# Start of Dataset excerpts

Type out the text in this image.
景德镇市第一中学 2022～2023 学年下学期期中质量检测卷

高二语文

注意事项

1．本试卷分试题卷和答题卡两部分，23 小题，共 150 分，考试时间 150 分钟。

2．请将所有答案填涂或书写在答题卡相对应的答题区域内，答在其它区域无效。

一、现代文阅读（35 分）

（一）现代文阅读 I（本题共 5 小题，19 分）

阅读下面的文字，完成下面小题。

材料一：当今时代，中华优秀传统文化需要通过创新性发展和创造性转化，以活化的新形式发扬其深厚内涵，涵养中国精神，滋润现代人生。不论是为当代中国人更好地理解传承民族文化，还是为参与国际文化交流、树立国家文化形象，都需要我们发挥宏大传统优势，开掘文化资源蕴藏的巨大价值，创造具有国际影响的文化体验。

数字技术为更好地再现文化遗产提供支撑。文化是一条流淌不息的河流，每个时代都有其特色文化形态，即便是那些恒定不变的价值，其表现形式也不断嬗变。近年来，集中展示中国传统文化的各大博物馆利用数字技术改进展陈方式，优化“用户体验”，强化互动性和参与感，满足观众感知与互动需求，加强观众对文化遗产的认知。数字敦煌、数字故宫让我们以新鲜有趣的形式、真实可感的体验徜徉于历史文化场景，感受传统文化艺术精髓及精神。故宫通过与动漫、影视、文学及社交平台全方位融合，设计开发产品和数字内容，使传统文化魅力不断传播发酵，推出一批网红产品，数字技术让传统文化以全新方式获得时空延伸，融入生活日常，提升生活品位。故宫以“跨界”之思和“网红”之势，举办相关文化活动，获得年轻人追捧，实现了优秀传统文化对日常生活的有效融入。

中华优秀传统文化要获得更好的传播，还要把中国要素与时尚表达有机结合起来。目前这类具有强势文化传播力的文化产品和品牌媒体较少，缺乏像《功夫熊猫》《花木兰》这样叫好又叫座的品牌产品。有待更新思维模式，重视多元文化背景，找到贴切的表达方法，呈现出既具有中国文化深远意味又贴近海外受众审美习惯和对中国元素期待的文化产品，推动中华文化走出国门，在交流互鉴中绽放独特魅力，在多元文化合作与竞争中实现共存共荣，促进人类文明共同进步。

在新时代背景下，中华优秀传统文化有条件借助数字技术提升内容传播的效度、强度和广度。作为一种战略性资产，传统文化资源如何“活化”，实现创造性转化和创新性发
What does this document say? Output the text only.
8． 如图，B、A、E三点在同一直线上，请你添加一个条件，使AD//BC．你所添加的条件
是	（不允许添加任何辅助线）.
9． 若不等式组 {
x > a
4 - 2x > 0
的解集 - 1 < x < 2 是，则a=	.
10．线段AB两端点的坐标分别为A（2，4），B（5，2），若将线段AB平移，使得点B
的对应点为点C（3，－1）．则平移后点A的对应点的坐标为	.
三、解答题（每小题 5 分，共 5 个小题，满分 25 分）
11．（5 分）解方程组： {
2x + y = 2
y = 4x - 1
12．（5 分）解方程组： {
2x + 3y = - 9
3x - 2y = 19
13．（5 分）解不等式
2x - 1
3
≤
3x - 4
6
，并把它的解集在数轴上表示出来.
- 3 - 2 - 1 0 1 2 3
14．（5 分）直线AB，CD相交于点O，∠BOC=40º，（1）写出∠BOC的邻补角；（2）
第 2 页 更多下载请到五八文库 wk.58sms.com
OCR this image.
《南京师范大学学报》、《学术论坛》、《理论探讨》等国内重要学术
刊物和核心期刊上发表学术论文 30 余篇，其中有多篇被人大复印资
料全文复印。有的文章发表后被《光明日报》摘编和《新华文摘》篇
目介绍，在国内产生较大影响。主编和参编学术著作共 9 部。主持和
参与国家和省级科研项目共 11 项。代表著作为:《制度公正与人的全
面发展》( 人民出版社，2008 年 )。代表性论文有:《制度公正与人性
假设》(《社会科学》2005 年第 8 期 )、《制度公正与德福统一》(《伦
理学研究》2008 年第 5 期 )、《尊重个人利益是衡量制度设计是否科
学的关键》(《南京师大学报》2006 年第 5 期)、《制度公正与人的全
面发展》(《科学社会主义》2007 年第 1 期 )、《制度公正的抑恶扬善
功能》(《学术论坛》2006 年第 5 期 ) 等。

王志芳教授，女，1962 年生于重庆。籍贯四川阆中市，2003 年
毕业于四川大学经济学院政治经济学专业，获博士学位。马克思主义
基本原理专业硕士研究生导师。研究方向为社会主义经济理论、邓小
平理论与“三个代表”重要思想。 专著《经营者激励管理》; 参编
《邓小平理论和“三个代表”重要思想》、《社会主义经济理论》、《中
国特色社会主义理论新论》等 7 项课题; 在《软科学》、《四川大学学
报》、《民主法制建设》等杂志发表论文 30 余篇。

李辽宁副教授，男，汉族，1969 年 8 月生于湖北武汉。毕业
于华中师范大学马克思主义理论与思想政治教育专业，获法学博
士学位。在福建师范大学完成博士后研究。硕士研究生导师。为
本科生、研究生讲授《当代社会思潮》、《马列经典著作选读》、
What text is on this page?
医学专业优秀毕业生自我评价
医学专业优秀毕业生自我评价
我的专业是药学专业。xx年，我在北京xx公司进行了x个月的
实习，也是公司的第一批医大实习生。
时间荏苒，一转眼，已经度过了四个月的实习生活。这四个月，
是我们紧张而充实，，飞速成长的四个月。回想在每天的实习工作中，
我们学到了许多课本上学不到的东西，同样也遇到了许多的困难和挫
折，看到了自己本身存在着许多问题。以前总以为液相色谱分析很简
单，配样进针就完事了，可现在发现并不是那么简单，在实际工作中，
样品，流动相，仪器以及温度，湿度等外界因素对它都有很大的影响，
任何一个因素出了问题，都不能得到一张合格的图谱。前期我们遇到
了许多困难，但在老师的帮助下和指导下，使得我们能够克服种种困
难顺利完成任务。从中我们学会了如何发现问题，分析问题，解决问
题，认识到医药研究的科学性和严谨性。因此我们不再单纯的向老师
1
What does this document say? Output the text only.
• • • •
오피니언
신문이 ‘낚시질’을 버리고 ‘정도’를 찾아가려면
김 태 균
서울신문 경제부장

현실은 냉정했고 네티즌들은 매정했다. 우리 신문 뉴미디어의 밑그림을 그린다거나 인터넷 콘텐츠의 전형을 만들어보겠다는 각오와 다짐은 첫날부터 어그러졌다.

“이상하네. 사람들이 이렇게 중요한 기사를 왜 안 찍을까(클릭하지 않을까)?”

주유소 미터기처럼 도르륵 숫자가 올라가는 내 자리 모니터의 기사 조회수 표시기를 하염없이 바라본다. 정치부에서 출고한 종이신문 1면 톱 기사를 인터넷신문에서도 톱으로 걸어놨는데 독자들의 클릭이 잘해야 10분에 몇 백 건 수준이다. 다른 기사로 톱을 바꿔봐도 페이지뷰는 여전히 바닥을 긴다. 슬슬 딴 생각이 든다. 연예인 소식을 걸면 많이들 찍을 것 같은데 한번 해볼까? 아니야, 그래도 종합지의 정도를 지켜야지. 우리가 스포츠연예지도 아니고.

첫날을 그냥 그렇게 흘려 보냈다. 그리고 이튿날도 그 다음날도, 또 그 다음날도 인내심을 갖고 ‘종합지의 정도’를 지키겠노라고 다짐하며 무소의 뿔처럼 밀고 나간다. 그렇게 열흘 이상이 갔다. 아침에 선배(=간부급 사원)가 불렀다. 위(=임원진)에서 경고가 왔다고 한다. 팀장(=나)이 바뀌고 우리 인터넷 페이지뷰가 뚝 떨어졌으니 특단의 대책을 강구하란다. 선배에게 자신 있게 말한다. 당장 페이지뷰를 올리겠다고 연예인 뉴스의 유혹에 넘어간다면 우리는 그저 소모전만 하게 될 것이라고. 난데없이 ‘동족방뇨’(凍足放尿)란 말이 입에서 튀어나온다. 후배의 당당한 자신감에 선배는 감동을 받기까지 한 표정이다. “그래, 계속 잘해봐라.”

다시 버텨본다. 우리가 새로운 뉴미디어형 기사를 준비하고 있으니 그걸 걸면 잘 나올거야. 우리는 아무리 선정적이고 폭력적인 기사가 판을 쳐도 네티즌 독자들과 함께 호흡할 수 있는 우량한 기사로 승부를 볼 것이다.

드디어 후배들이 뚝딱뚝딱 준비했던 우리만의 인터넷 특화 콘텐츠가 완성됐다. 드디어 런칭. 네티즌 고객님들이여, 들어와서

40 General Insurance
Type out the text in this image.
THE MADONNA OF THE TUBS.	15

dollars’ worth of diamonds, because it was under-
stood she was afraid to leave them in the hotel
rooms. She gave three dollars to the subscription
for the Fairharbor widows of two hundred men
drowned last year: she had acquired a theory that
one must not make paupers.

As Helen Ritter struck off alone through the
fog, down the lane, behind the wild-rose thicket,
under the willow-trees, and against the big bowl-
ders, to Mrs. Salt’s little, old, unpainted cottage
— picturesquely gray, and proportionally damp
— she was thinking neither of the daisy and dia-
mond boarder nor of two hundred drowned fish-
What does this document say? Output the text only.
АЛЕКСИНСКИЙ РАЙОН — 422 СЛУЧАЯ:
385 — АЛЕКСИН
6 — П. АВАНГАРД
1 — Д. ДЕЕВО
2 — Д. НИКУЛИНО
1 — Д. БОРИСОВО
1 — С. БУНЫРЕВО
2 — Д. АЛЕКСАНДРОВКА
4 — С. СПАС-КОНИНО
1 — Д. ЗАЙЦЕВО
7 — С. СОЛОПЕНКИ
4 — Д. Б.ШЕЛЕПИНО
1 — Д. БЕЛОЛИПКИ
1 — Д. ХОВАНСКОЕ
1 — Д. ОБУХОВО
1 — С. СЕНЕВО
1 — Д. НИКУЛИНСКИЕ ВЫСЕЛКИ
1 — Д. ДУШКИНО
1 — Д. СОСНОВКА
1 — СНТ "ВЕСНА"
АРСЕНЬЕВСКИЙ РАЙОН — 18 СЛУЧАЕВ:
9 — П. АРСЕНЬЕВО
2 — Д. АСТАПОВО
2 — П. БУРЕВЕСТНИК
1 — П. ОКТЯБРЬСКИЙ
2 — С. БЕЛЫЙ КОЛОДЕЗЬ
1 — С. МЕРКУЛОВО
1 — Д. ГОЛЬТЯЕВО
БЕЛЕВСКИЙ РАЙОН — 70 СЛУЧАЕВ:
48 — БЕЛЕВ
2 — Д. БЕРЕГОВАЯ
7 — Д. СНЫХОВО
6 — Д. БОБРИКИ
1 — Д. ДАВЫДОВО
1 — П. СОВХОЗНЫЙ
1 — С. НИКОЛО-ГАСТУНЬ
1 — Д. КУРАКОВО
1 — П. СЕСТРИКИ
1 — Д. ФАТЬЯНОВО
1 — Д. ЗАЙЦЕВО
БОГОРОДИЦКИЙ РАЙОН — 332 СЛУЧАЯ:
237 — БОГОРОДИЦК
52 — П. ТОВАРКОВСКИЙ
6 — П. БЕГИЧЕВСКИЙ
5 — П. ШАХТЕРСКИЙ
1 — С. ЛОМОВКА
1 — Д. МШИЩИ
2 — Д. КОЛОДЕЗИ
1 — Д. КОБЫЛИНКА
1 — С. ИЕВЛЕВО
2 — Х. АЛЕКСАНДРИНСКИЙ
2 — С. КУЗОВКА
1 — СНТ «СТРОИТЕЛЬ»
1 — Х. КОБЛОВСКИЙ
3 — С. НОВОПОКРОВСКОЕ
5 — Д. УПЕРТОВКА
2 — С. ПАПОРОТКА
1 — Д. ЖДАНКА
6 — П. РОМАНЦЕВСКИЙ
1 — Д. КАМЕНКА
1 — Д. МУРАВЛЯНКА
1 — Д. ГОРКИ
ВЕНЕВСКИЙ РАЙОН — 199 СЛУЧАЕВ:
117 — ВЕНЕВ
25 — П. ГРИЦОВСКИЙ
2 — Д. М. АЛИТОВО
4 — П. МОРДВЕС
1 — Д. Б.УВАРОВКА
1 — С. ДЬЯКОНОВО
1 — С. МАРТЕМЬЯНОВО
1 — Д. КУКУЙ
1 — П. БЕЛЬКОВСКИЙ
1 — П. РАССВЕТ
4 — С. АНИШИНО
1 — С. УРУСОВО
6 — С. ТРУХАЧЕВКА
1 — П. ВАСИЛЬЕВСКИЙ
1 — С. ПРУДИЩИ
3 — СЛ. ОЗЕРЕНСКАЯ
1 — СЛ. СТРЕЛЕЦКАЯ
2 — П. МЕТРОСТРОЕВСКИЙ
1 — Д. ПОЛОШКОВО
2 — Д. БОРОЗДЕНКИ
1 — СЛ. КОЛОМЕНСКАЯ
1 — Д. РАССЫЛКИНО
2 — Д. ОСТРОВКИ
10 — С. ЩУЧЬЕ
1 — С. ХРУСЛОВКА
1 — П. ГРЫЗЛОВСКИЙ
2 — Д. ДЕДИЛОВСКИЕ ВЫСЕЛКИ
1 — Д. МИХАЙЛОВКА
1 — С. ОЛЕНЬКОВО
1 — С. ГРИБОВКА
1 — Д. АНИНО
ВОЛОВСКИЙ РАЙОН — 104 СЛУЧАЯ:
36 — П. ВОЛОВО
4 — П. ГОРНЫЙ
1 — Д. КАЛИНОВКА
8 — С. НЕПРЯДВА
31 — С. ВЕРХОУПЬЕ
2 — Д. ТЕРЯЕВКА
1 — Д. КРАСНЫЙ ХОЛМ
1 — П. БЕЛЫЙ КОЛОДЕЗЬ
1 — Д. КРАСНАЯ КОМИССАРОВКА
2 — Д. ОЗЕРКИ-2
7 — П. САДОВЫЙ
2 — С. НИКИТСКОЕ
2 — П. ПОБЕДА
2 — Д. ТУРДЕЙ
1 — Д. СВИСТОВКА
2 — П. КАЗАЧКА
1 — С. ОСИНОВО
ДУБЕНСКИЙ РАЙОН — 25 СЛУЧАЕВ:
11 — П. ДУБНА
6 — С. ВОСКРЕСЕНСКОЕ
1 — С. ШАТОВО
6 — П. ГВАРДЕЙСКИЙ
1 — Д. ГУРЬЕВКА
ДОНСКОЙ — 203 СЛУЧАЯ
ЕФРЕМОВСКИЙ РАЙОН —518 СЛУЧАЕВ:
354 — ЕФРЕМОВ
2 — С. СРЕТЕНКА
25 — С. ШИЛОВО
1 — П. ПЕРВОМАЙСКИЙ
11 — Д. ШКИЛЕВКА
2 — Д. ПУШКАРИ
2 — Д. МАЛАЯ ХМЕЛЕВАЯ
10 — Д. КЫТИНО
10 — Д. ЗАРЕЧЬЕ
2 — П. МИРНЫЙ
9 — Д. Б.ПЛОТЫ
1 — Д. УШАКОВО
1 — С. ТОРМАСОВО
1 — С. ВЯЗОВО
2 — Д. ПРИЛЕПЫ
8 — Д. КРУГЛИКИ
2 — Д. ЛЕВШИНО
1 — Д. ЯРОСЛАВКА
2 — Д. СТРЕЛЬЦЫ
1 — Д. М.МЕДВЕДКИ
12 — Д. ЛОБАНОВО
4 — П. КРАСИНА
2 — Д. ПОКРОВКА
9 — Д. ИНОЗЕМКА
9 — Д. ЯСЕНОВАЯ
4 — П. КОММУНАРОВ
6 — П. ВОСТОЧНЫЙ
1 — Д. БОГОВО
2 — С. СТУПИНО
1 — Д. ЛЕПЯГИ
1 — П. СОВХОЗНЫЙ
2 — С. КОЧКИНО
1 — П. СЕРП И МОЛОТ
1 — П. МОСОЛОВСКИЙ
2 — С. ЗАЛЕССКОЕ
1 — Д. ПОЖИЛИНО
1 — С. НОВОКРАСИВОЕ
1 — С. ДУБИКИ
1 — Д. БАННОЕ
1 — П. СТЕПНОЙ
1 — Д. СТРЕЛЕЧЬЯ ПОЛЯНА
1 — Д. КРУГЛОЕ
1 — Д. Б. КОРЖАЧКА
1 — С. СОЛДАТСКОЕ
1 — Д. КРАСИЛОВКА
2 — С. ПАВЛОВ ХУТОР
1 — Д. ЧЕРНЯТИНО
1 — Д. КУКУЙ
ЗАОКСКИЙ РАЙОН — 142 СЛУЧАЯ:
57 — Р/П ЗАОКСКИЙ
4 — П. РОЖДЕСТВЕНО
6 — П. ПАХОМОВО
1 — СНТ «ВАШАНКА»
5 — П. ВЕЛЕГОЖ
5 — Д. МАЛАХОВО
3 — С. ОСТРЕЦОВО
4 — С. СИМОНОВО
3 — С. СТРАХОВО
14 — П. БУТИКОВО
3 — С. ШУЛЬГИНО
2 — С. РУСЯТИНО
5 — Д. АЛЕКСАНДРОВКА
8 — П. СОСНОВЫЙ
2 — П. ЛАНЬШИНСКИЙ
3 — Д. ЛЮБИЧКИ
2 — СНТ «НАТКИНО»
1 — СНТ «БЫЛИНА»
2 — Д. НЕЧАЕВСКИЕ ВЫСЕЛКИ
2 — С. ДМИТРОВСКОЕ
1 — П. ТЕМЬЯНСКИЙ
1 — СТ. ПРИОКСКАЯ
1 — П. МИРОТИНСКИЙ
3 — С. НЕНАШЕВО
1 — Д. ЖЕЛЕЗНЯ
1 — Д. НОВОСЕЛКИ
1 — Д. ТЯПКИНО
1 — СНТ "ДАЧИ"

# End of Dataset excerpts

Objective. All lines above with "БЕЛЫЙ" in them should be returned.

Completed exercise.
2 — С. БЕЛЫЙ КОЛОДЕЗЬ
1 — П. БЕЛЫЙ КОЛОДЕЗЬ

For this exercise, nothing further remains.